WRITTEN PROBLEM — Using the material that follows, identify and copy each line with the string "called".

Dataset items

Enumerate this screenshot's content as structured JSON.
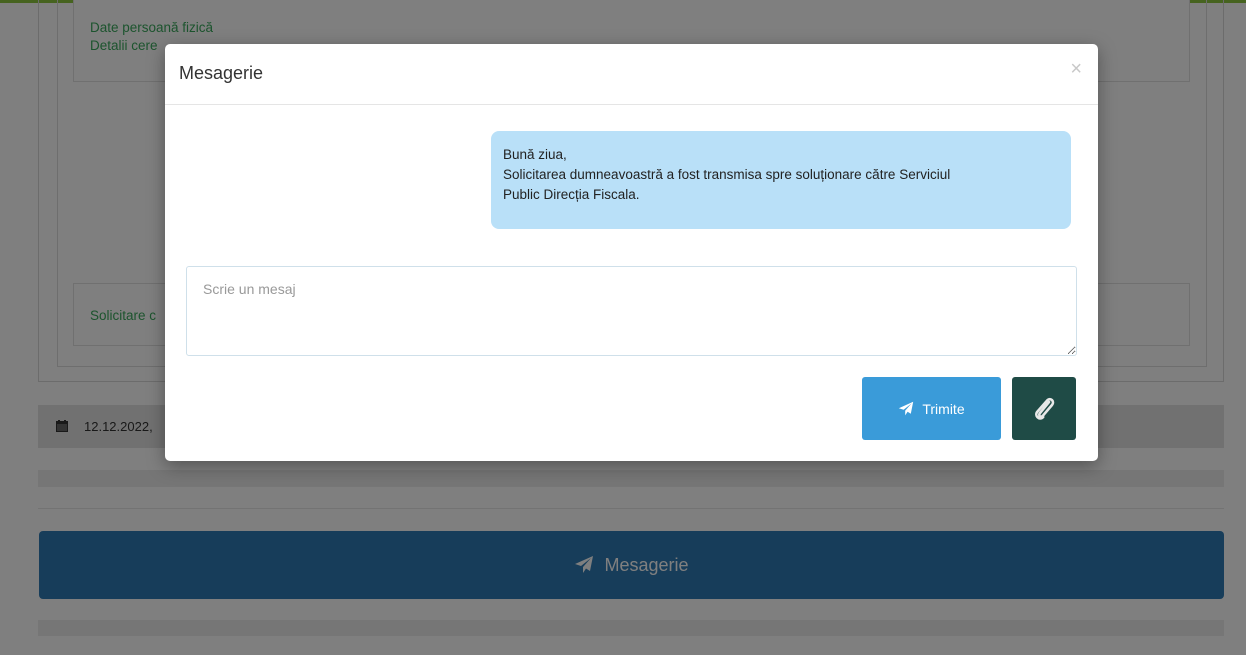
{
  "background": {
    "details_box": {
      "line1": "Date persoană fizică",
      "line2": "Detalii cere"
    },
    "request_box": {
      "label": "Solicitare c"
    },
    "date_bar": {
      "icon": "calendar-icon",
      "date": "12.12.2022, "
    },
    "messaging_button": {
      "icon": "paper-plane-icon",
      "label": "Mesagerie"
    }
  },
  "modal": {
    "title": "Mesagerie",
    "close_label": "×",
    "message": {
      "line1": "Bună ziua,",
      "line2": "Solicitarea dumneavoastră a fost transmisa spre soluționare către Serviciul",
      "line3": "Public Direcția Fiscala."
    },
    "input": {
      "placeholder": "Scrie un mesaj",
      "value": ""
    },
    "send_button": {
      "icon": "paper-plane-icon",
      "label": "Trimite"
    },
    "attach_button": {
      "icon": "paperclip-icon"
    }
  },
  "colors": {
    "accent_green": "#8cc63f",
    "link_green": "#39a85c",
    "primary_blue": "#2e7ab5",
    "send_blue": "#3a9bd9",
    "attach_dark": "#1f4b46",
    "bubble": "#b9e0f8"
  }
}
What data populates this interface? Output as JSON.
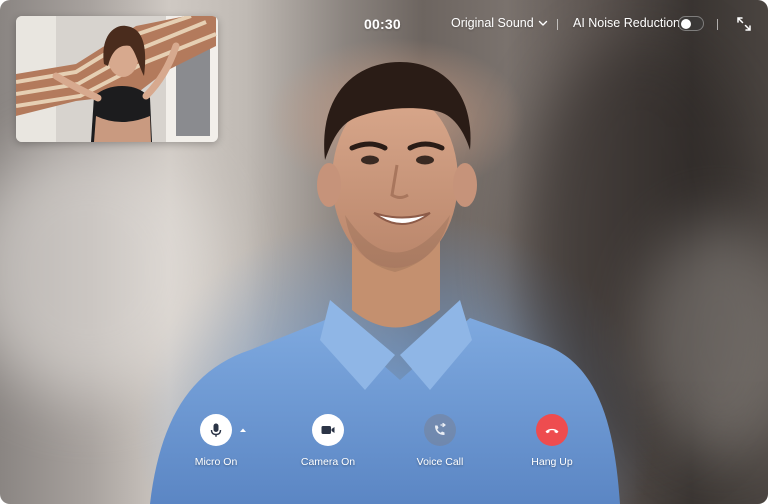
{
  "call": {
    "timer": "00:30",
    "sound_mode": "Original Sound",
    "noise_reduction_label": "AI Noise Reduction",
    "noise_reduction_enabled": false
  },
  "controls": [
    {
      "label": "Micro On",
      "icon": "microphone-icon",
      "style": "white"
    },
    {
      "label": "Camera On",
      "icon": "video-camera-icon",
      "style": "white"
    },
    {
      "label": "Voice Call",
      "icon": "voice-call-icon",
      "style": "grey"
    },
    {
      "label": "Hang Up",
      "icon": "hang-up-phone-icon",
      "style": "red"
    }
  ],
  "colors": {
    "hang_up": "#ee4c4f",
    "control_white": "#ffffff",
    "control_grey": "#78829a",
    "shirt_blue": "#6f9dd6"
  }
}
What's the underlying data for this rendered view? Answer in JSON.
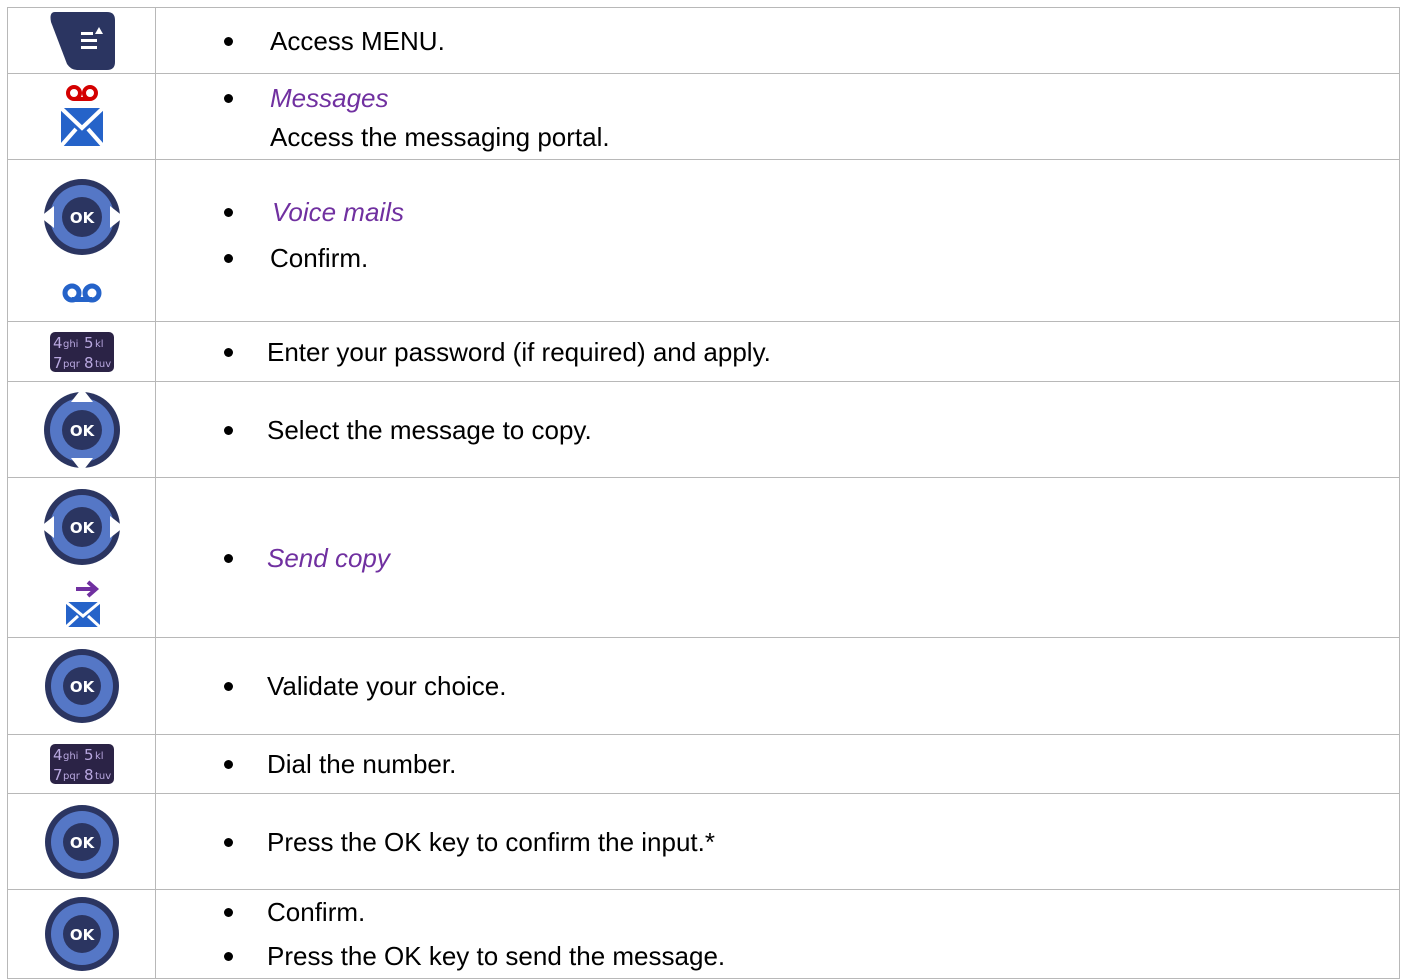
{
  "rows": [
    {
      "icon": "menu-key-icon",
      "lines": [
        {
          "text": "Access MENU.",
          "italic": false
        }
      ]
    },
    {
      "icon": "messages-icon",
      "lines": [
        {
          "text": "Messages",
          "italic": true
        }
      ],
      "sub": "Access the messaging portal."
    },
    {
      "icon": "navigator-left-right-icon",
      "icon2": "voicemail-icon",
      "lines": [
        {
          "text": "Voice mails",
          "italic": true
        },
        {
          "text": "Confirm.",
          "italic": false
        }
      ]
    },
    {
      "icon": "keypad-icon",
      "lines": [
        {
          "text": "Enter your password (if required) and apply.",
          "italic": false
        }
      ]
    },
    {
      "icon": "navigator-up-down-icon",
      "lines": [
        {
          "text": "Select the message to copy.",
          "italic": false
        }
      ]
    },
    {
      "icon": "navigator-left-right-icon",
      "icon2": "send-copy-icon",
      "lines": [
        {
          "text": "Send copy",
          "italic": true
        }
      ]
    },
    {
      "icon": "ok-key-icon",
      "lines": [
        {
          "text": "Validate your choice.",
          "italic": false
        }
      ]
    },
    {
      "icon": "keypad-icon",
      "lines": [
        {
          "text": "Dial the number.",
          "italic": false
        }
      ]
    },
    {
      "icon": "ok-key-icon",
      "lines": [
        {
          "text": "Press the OK key to confirm the input.*",
          "italic": false
        }
      ]
    },
    {
      "icon": "ok-key-icon",
      "lines": [
        {
          "text": "Confirm.",
          "italic": false
        },
        {
          "text": "Press the OK key to send the message.",
          "italic": false
        }
      ]
    }
  ],
  "labels": {
    "ok": "OK",
    "keypad": [
      "4",
      "ghi",
      "5",
      "kl",
      "7",
      "pqr",
      "8",
      "tuv"
    ]
  },
  "colors": {
    "navy": "#2b3561",
    "blue": "#3a5dbf",
    "ring": "#8aa0d8",
    "purple": "#7030a0",
    "red": "#d40000",
    "border": "#b8b8b8"
  }
}
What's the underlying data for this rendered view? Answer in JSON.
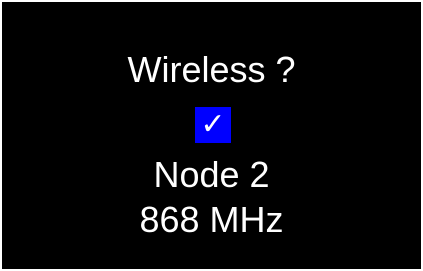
{
  "screen": {
    "title": "Wireless ?",
    "checkbox": {
      "checked": true,
      "glyph": "✓",
      "color": "#0000ff"
    },
    "node_label": "Node 2",
    "frequency": "868 MHz"
  }
}
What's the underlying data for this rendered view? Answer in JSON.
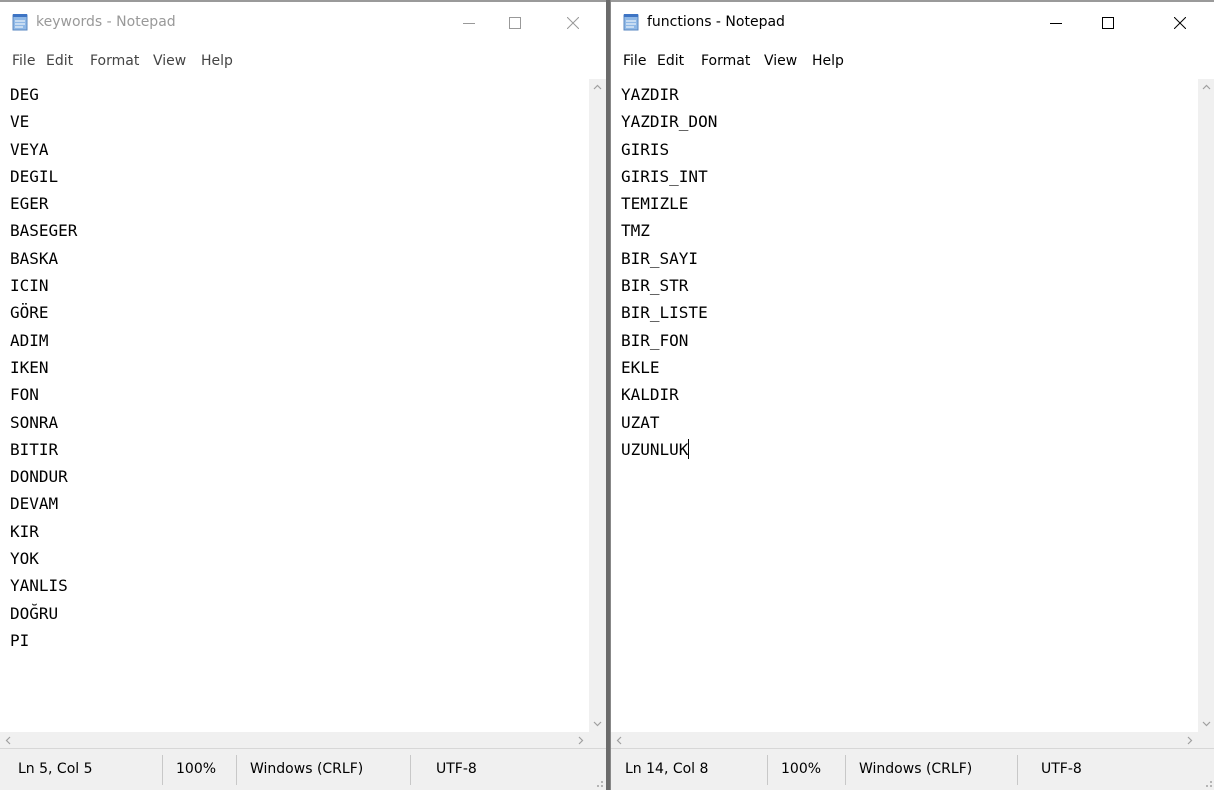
{
  "left": {
    "title": "keywords - Notepad",
    "menu": [
      "File",
      "Edit",
      "Format",
      "View",
      "Help"
    ],
    "lines": [
      "DEG",
      "VE",
      "VEYA",
      "DEGIL",
      "EGER",
      "BASEGER",
      "BASKA",
      "ICIN",
      "GÖRE",
      "ADIM",
      "IKEN",
      "FON",
      "SONRA",
      "BITIR",
      "DONDUR",
      "DEVAM",
      "KIR",
      "YOK",
      "YANLIS",
      "DOĞRU",
      "PI"
    ],
    "status": {
      "position": "Ln 5, Col 5",
      "zoom": "100%",
      "line_endings": "Windows (CRLF)",
      "encoding": "UTF-8"
    }
  },
  "right": {
    "title": "functions - Notepad",
    "menu": [
      "File",
      "Edit",
      "Format",
      "View",
      "Help"
    ],
    "lines": [
      "YAZDIR",
      "YAZDIR_DON",
      "GIRIS",
      "GIRIS_INT",
      "TEMIZLE",
      "TMZ",
      "BIR_SAYI",
      "BIR_STR",
      "BIR_LISTE",
      "BIR_FON",
      "EKLE",
      "KALDIR",
      "UZAT",
      "UZUNLUK"
    ],
    "status": {
      "position": "Ln 14, Col 8",
      "zoom": "100%",
      "line_endings": "Windows (CRLF)",
      "encoding": "UTF-8"
    }
  },
  "icons": {
    "app": "notepad-icon",
    "minimize": "minimize-icon",
    "maximize": "maximize-icon",
    "close": "close-icon",
    "scroll_up": "chevron-up-icon",
    "scroll_down": "chevron-down-icon",
    "scroll_left": "chevron-left-icon",
    "scroll_right": "chevron-right-icon"
  },
  "colors": {
    "inactive_title": "#999999",
    "active_title": "#000000",
    "status_bg": "#f0f0f0",
    "divider": "#6b6b6b"
  }
}
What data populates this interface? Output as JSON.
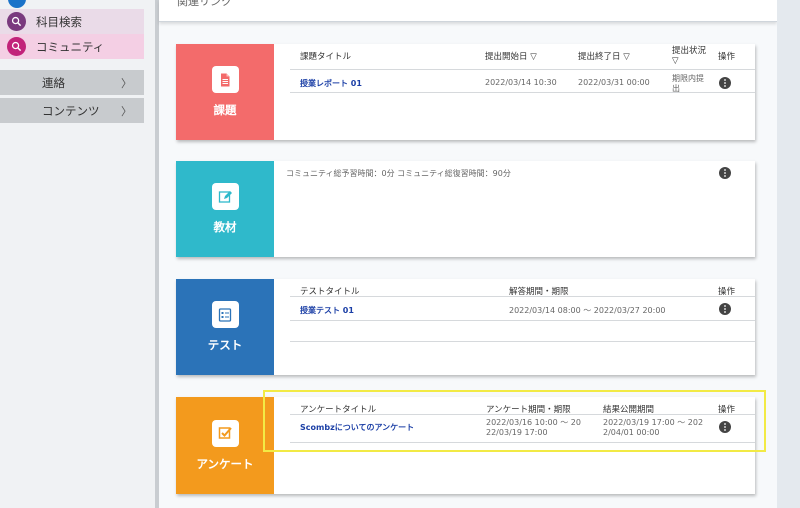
{
  "sidebar": {
    "search_label": "科目検索",
    "community_label": "コミュニティ",
    "nav": [
      {
        "label": "連絡",
        "chevron": "〉"
      },
      {
        "label": "コンテンツ",
        "chevron": "〉"
      }
    ]
  },
  "header": {
    "title": "関連リンク"
  },
  "assignment": {
    "tile_label": "課題",
    "col_title": "課題タイトル",
    "col_start": "提出開始日 ▽",
    "col_end": "提出終了日 ▽",
    "col_status": "提出状況 ▽",
    "col_ops": "操作",
    "rows": [
      {
        "title": "授業レポート 01",
        "start": "2022/03/14 10:30",
        "end": "2022/03/31 00:00",
        "status": "期限内提出"
      }
    ]
  },
  "material": {
    "tile_label": "教材",
    "summary": "コミュニティ総予習時間：0分 コミュニティ総復習時間：90分"
  },
  "test": {
    "tile_label": "テスト",
    "col_title": "テストタイトル",
    "col_period": "解答期間・期限",
    "col_ops": "操作",
    "rows": [
      {
        "title": "授業テスト 01",
        "period": "2022/03/14 08:00 ～ 2022/03/27 20:00"
      }
    ]
  },
  "survey": {
    "tile_label": "アンケート",
    "col_title": "アンケートタイトル",
    "col_period": "アンケート期間・期限",
    "col_result": "結果公開期間",
    "col_ops": "操作",
    "rows": [
      {
        "title": "Scombzについてのアンケート",
        "period": "2022/03/16 10:00 ～ 2022/03/19 17:00",
        "result": "2022/03/19 17:00 ～ 2022/04/01 00:00"
      }
    ]
  },
  "colors": {
    "assignment": "#f36b6b",
    "material": "#2fb9cb",
    "test": "#2b73b8",
    "survey": "#f39a1d",
    "highlight": "#f2ea45"
  }
}
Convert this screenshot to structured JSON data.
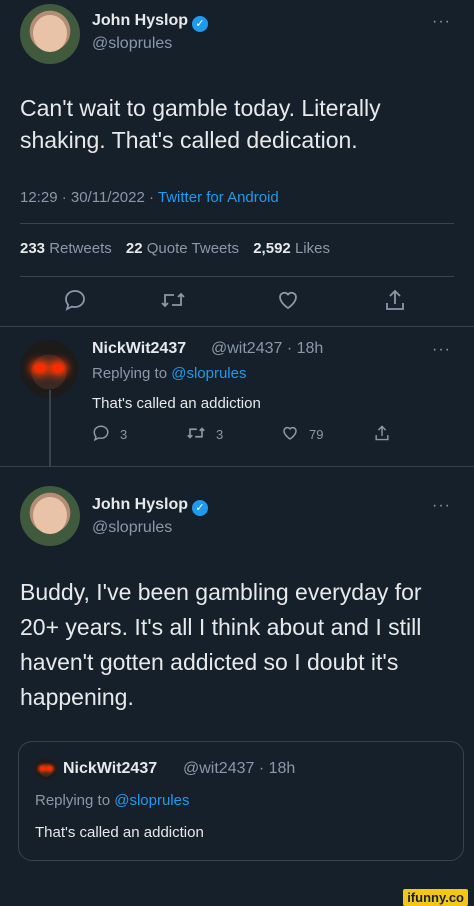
{
  "tweet": {
    "author_name": "John Hyslop",
    "author_handle": "@sloprules",
    "text": "Can't wait to gamble today. Literally shaking. That's called dedication.",
    "timestamp": "12:29 · 30/11/2022 · ",
    "source": "Twitter for Android",
    "stats": {
      "retweets_count": "233",
      "retweets_label": "Retweets",
      "quotes_count": "22",
      "quotes_label": "Quote Tweets",
      "likes_count": "2,592",
      "likes_label": "Likes"
    }
  },
  "reply": {
    "author_name": "NickWit2437",
    "author_handle_time": "@wit2437 · 18h",
    "replying_to_label": "Replying to ",
    "replying_to_handle": "@sloprules",
    "text": "That's called an addiction",
    "reply_count": "3",
    "retweet_count": "3",
    "like_count": "79"
  },
  "quote_tweet": {
    "author_name": "John Hyslop",
    "author_handle": "@sloprules",
    "text": "Buddy, I've been gambling everyday for 20+ years. It's all I think about and I still haven't gotten addicted so I doubt it's happening.",
    "quoted": {
      "author_name": "NickWit2437",
      "author_handle_time": "@wit2437 · 18h",
      "replying_to_label": "Replying to ",
      "replying_to_handle": "@sloprules",
      "text": "That's called an addiction"
    }
  },
  "watermark": "ifunny.co",
  "colors": {
    "background": "#15202b",
    "accent": "#1d9bf0",
    "muted": "#8b98a5",
    "text": "#e7e9ea"
  }
}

REPLY TO THE TASK —
    "text": "Can't wait to gamble today. Literally shaking. That's called dedication.",
    "text": "That's called an addiction",
      "text": "That's called an addiction"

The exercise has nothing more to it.